#### [Work instructions]
Repeat the material exactly as it appears.

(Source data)
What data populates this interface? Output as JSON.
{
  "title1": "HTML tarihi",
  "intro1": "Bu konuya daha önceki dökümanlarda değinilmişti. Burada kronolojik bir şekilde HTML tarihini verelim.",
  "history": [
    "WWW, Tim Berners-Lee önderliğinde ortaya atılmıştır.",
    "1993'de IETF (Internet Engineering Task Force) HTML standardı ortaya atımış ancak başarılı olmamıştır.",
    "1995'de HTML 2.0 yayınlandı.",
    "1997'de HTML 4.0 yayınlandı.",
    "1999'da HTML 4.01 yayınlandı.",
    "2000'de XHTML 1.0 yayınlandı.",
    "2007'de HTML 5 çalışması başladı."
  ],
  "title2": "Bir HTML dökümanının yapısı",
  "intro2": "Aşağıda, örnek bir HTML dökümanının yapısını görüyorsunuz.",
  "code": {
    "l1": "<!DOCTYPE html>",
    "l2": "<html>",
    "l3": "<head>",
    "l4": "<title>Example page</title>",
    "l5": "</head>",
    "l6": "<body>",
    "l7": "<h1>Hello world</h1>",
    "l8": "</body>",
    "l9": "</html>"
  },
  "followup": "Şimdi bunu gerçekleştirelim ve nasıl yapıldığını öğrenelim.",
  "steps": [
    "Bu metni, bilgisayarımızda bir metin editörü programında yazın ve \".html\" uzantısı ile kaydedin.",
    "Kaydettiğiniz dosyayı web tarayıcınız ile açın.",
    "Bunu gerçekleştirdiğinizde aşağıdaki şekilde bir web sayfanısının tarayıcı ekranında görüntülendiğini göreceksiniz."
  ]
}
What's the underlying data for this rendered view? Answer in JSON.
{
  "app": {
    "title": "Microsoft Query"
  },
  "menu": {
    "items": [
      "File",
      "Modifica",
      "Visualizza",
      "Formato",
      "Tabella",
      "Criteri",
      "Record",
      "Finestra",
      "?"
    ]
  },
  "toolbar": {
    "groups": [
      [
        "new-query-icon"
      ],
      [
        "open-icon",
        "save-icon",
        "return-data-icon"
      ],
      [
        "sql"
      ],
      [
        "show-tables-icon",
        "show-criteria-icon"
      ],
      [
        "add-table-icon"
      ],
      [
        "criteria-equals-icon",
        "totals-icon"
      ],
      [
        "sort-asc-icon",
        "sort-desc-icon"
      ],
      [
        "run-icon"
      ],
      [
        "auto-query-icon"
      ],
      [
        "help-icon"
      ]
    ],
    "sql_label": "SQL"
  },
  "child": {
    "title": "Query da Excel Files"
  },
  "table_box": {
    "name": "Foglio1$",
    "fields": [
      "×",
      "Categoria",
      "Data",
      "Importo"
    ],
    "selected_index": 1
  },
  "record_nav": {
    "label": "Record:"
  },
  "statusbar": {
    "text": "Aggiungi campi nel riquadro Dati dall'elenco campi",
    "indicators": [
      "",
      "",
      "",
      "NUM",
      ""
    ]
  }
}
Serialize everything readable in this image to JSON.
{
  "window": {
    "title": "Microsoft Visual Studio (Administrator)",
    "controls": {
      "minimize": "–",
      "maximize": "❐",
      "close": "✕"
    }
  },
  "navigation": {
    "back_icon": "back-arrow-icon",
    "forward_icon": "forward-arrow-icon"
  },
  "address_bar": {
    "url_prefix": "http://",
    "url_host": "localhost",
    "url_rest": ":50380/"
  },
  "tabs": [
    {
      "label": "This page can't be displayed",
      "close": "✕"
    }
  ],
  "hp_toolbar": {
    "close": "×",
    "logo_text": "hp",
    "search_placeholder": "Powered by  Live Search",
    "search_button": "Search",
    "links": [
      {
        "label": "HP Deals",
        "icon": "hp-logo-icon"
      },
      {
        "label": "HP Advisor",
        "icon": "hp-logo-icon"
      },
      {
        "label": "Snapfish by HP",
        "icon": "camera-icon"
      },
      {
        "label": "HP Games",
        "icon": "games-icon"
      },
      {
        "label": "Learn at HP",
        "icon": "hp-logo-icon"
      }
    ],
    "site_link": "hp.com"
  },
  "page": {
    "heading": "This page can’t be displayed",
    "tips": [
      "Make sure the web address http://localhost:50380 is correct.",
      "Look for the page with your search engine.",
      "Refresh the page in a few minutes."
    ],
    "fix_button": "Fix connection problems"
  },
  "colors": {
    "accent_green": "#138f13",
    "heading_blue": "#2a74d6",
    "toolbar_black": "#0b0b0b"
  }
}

#### [Full response]
What data populates this interface? Output as JSON.
{
  "title1": "HTML tarihi",
  "intro1": "Bu konuya daha önceki dökümanlarda değinilmişti. Burada kronolojik bir şekilde HTML tarihini verelim.",
  "history": [
    "WWW, Tim Berners-Lee önderliğinde ortaya atılmıştır.",
    "1993'de IETF (Internet Engineering Task Force) HTML standardı ortaya atımış ancak başarılı olmamıştır.",
    "1995'de HTML 2.0 yayınlandı.",
    "1997'de HTML 4.0 yayınlandı.",
    "1999'da HTML 4.01 yayınlandı.",
    "2000'de XHTML 1.0 yayınlandı.",
    "2007'de HTML 5 çalışması başladı."
  ],
  "title2": "Bir HTML dökümanının yapısı",
  "intro2": "Aşağıda, örnek bir HTML dökümanının yapısını görüyorsunuz.",
  "code": {
    "l1": "<!DOCTYPE html>",
    "l2": "<html>",
    "l3": "<head>",
    "l4": "<title>Example page</title>",
    "l5": "</head>",
    "l6": "<body>",
    "l7": "<h1>Hello world</h1>",
    "l8": "</body>",
    "l9": "</html>"
  },
  "followup": "Şimdi bunu gerçekleştirelim ve nasıl yapıldığını öğrenelim.",
  "steps": [
    "Bu metni, bilgisayarımızda bir metin editörü programında yazın ve \".html\" uzantısı ile kaydedin.",
    "Kaydettiğiniz dosyayı web tarayıcınız ile açın.",
    "Bunu gerçekleştirdiğinizde aşağıdaki şekilde bir web sayfanısının tarayıcı ekranında görüntülendiğini göreceksiniz."
  ]
}
What's the underlying data for this rendered view? Answer in JSON.
{
  "app": {
    "title": "Microsoft Query"
  },
  "menu": {
    "items": [
      "File",
      "Modifica",
      "Visualizza",
      "Formato",
      "Tabella",
      "Criteri",
      "Record",
      "Finestra",
      "?"
    ]
  },
  "toolbar": {
    "groups": [
      [
        "new-query-icon"
      ],
      [
        "open-icon",
        "save-icon",
        "return-data-icon"
      ],
      [
        "sql"
      ],
      [
        "show-tables-icon",
        "show-criteria-icon"
      ],
      [
        "add-table-icon"
      ],
      [
        "criteria-equals-icon",
        "totals-icon"
      ],
      [
        "sort-asc-icon",
        "sort-desc-icon"
      ],
      [
        "run-icon"
      ],
      [
        "auto-query-icon"
      ],
      [
        "help-icon"
      ]
    ],
    "sql_label": "SQL"
  },
  "child": {
    "title": "Query da Excel Files"
  },
  "table_box": {
    "name": "Foglio1$",
    "fields": [
      "×",
      "Categoria",
      "Data",
      "Importo"
    ],
    "selected_index": 1
  },
  "record_nav": {
    "label": "Record:"
  },
  "statusbar": {
    "text": "Aggiungi campi nel riquadro Dati dall'elenco campi",
    "indicators": [
      "",
      "",
      "",
      "NUM",
      ""
    ]
  }
}
Serialize everything readable in this image to JSON.
{
  "window": {
    "title": "Microsoft Visual Studio (Administrator)",
    "controls": {
      "minimize": "–",
      "maximize": "❐",
      "close": "✕"
    }
  },
  "navigation": {
    "back_icon": "back-arrow-icon",
    "forward_icon": "forward-arrow-icon"
  },
  "address_bar": {
    "url_prefix": "http://",
    "url_host": "localhost",
    "url_rest": ":50380/"
  },
  "tabs": [
    {
      "label": "This page can't be displayed",
      "close": "✕"
    }
  ],
  "hp_toolbar": {
    "close": "×",
    "logo_text": "hp",
    "search_placeholder": "Powered by  Live Search",
    "search_button": "Search",
    "links": [
      {
        "label": "HP Deals",
        "icon": "hp-logo-icon"
      },
      {
        "label": "HP Advisor",
        "icon": "hp-logo-icon"
      },
      {
        "label": "Snapfish by HP",
        "icon": "camera-icon"
      },
      {
        "label": "HP Games",
        "icon": "games-icon"
      },
      {
        "label": "Learn at HP",
        "icon": "hp-logo-icon"
      }
    ],
    "site_link": "hp.com"
  },
  "page": {
    "heading": "This page can’t be displayed",
    "tips": [
      "Make sure the web address http://localhost:50380 is correct.",
      "Look for the page with your search engine.",
      "Refresh the page in a few minutes."
    ],
    "fix_button": "Fix connection problems"
  },
  "colors": {
    "accent_green": "#138f13",
    "heading_blue": "#2a74d6",
    "toolbar_black": "#0b0b0b"
  }
}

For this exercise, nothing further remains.